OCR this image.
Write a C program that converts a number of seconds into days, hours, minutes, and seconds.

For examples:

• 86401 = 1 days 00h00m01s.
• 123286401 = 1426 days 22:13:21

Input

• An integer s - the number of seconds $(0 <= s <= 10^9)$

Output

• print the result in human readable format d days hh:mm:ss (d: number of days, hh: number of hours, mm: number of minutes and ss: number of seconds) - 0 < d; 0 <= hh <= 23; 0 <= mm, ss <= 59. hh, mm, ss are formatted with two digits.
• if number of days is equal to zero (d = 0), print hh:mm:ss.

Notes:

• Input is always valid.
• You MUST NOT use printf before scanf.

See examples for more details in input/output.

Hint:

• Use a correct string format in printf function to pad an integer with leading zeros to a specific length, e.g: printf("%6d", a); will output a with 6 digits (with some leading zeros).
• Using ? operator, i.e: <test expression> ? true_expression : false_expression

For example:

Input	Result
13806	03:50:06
####
YOUR TASK: Copy down the whole of the data above, matching it exactly.

WRITTEN RESPONSE:
OCR this image.
Write a C program that converts a number of seconds into days, hours, minutes, and seconds.

For examples:

• 86401 = 1 days 00h00m01s.
• 123286401 = 1426 days 22:13:21

Input

• An integer s - the number of seconds $(0 <= s <= 10^9)$

Output

• print the result in human readable format d days hh:mm:ss (d: number of days, hh: number of hours, mm: number of minutes and ss: number of seconds) - 0 < d; 0 <= hh <= 23; 0 <= mm, ss <= 59. hh, mm, ss are formatted with two digits.
• if number of days is equal to zero (d = 0), print hh:mm:ss.

Notes:

• Input is always valid.
• You MUST NOT use printf before scanf.

See examples for more details in input/output.

Hint:

• Use a correct string format in printf function to pad an integer with leading zeros to a specific length, e.g: printf("%6d", a); will output a with 6 digits (with some leading zeros).
• Using ? operator, i.e: <test expression> ? true_expression : false_expression

For example:

Input	Result
13806	03:50:06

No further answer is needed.